*** Opening Excerpt ***

How "paralyzed" immune cells can be reactivated against brain tumors

Brain tumor cells with a certain common mutation reprogram invading immune cells. This leads to the paralysis of the body's immune defense against the tumor in the brain.

 

Brain tumor cells with a certain common mutation reprogram invading immune cells. This leads to the paralysis of the body's immune defense against the tumor in the brain. Researchers from Heidelberg, Mannheim, and Freiburg discovered this mechanism and at the same time identified a way of reactivating the paralyzed immune system to fight the tumor. These results confirm that therapeutic vaccines or immunotherapies are more effective against brain tumors if active substances are simultaneously used to promote the suppressed immune system.

Diffuse gliomas are usually incurable brain tumors that spread in the brain and are difficult to completely remove by surgery. Chemotherapy and radiotherapy often only have a limited effect too. Oncologists are thus urgently trying to find innovative treatment approaches to fight the gliomas using the immune system - by means of therapeutic vaccines or immunotherapies.

Gliomas do not consist entirely of cancer cells: up to 50% of the tumor mass is made up of microglia cells - the brain's own phagocytes - and of macrophages that enter the tumor through the blood vessels. Macrophages are also scavenger cells, but they are not effective in fighting tumor cells.

*** Closing Excerpt ***
*** Opening Data under study ***

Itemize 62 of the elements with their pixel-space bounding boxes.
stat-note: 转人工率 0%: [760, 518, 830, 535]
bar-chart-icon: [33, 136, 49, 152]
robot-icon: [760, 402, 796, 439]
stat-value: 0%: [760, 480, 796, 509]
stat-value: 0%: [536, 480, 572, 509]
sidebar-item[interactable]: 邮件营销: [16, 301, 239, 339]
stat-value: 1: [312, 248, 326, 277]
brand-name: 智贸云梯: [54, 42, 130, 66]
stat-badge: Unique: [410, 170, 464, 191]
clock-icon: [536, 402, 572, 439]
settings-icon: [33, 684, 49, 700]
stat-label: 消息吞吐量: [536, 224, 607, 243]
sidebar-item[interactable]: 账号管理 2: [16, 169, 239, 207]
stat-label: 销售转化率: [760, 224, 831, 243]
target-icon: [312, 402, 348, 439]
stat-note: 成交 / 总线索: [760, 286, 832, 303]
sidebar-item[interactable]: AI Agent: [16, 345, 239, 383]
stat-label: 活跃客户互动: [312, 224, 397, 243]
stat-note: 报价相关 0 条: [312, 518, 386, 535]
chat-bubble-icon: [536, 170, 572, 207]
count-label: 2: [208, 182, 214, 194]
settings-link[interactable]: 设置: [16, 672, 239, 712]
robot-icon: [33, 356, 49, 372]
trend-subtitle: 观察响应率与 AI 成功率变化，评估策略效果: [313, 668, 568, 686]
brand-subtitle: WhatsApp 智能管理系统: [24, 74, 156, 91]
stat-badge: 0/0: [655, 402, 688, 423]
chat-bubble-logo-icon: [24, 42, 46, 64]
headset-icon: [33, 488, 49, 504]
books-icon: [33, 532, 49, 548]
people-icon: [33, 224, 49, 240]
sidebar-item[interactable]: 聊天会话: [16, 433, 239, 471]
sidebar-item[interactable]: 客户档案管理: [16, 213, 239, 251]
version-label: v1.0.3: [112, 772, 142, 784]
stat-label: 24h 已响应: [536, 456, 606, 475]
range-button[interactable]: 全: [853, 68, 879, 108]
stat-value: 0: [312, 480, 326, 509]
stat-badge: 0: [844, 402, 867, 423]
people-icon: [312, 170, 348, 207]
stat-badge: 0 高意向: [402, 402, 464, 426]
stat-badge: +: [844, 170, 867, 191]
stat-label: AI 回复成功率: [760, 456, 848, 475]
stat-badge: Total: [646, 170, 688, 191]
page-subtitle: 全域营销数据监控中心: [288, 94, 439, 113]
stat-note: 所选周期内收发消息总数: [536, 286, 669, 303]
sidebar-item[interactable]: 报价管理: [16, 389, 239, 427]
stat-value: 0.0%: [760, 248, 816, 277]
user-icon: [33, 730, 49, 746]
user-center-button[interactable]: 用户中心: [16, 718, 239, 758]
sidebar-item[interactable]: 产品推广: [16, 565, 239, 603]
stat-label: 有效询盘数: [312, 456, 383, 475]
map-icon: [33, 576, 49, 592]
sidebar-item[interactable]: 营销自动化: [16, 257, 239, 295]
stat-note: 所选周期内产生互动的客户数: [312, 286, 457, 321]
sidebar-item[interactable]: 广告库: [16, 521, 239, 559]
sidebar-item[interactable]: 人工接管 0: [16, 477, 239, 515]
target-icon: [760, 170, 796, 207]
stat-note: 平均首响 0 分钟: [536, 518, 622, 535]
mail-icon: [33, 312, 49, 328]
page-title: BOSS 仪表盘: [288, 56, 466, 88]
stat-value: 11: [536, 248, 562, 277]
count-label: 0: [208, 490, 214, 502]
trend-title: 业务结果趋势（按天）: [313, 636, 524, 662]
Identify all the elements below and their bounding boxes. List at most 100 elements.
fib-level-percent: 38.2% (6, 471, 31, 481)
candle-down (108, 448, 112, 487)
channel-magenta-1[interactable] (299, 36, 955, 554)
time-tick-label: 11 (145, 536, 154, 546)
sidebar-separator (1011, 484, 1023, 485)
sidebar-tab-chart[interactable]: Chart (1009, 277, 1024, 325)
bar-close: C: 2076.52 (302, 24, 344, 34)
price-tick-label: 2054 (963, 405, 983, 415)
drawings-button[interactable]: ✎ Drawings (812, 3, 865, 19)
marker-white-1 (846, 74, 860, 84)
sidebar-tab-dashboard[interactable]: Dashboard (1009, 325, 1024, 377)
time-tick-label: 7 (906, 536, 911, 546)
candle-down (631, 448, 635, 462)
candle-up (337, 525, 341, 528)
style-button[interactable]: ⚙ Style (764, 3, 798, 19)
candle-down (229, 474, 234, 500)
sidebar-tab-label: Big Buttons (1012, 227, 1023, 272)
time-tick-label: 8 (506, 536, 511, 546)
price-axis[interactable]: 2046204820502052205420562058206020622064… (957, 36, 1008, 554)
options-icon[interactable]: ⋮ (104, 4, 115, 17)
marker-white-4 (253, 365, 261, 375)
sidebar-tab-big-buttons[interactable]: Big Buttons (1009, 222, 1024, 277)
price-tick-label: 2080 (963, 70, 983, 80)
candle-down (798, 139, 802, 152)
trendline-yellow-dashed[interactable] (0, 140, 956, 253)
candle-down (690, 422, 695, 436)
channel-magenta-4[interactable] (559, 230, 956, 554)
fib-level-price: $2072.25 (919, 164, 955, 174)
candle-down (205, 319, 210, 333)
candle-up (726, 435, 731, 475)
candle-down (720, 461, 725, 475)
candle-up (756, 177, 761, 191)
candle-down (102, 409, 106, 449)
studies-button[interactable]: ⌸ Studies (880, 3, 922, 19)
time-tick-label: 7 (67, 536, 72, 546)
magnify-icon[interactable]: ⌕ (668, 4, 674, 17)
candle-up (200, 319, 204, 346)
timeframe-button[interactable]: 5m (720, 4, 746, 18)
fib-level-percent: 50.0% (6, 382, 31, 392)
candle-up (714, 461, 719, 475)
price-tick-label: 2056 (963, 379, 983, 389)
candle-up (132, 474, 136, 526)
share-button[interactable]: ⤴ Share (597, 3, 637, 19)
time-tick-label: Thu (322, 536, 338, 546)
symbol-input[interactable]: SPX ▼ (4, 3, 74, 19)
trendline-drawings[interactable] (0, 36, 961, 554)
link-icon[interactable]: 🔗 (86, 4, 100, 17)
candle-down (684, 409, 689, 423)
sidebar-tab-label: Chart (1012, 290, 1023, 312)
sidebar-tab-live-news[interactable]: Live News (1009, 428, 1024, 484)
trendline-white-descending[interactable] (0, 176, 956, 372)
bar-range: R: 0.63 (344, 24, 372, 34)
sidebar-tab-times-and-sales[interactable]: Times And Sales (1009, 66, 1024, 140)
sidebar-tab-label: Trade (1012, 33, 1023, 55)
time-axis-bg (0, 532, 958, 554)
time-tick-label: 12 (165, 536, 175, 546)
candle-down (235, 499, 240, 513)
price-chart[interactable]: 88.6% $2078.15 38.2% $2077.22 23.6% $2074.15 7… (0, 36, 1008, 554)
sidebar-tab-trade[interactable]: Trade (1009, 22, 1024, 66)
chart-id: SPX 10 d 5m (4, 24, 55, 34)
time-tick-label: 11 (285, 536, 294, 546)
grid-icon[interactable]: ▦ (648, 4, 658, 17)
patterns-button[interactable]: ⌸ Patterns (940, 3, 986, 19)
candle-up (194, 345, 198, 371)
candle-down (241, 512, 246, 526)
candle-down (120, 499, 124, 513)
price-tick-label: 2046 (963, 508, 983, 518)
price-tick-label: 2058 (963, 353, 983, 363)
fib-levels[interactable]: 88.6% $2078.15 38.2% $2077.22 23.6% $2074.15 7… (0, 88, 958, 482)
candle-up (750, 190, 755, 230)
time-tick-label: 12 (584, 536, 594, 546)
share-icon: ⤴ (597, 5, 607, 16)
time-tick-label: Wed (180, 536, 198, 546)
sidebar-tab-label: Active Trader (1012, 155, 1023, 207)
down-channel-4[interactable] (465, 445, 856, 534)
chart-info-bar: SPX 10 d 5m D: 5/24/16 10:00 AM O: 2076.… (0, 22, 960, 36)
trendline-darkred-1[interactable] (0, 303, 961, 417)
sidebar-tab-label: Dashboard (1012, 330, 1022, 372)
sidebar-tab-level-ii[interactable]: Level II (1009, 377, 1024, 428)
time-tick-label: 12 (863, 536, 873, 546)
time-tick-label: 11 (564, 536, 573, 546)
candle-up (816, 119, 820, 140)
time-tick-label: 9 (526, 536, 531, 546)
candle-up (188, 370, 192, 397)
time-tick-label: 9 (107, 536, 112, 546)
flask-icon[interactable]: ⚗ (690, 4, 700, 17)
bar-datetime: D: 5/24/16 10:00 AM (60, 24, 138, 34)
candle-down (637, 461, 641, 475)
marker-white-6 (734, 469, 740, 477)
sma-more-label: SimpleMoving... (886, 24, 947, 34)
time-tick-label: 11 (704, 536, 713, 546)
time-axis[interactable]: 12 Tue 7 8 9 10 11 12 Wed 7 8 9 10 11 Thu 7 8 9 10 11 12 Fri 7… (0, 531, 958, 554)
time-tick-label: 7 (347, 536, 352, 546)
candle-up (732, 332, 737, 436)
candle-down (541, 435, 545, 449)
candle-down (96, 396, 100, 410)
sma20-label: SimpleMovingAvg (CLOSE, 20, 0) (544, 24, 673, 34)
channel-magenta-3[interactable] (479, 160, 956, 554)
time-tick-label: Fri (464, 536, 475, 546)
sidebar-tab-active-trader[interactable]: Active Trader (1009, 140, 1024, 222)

*** Closing Data under study ***

▶ **What to do**:
#1 Write out the part of the brain tumor article that opens with the words containing "Diffuse gliomas are" and closes with "fighting tumor cells.".
#2 In the brain tumor article, shorten the paragraph that begins "Diffuse gliomas are usually incurable brain tumors" and keep its main facts.
#3 Proceed with the brain tumor article from its last sentence onward.

▶ **Outputs in order**:
#1
Diffuse gliomas are usually incurable brain tumors that spread in the brain and are difficult to completely remove by surgery. Chemotherapy and radiotherapy often only have a limited effect too. Oncologists are thus urgently trying to find innovative treatment approaches to fight the gliomas using the immune system - by means of therapeutic vaccines or immunotherapies.

Gliomas do not consist entirely of cancer cells: up to 50% of the tumor mass is made up of microglia cells - the brain's own phagocytes - and of macrophages that enter the tumor through the blood vessels. Macrophages are also scavenger cells, but they are not effective in fighting tumor cells.

#2 Diffuse gliomas usually can't be cured. They spread through the brain, are hard to remove fully by surgery, and often respond only a little to chemotherapy and radiotherapy. So oncologists are urgently looking for new treatments that use the immune system, such as therapeutic vaccines or immunotherapies.

#3
"If we are to make progress in developing immunotherapies or therapeutic vaccines, we need to understand exactly how the immune environment behaves during tumor development. Moreover, we were interested in whether special genetic features of the gliomas have a particular influence on the function of the glioma-associated immune cells," explained Michael Platten, Director of the Department of Neurology of University Medicine Mannheim, Head of Division at the German Cancer Research Center (DKFZ), and director of the current study.

Scientists from Platten's division have now teamed up with Marco Prinz, Medical Director of the Institute of Neuropathology in Freiburg, and his working group to publish a molecular "status analysis" of the glioma-associated immune cells. To do so, they specifically studied the RNA and protein profiles of individual microglia cells and macrophages. Using tumor models in mice, they were also able to demonstrate the development of the immune environment over the course of the disease.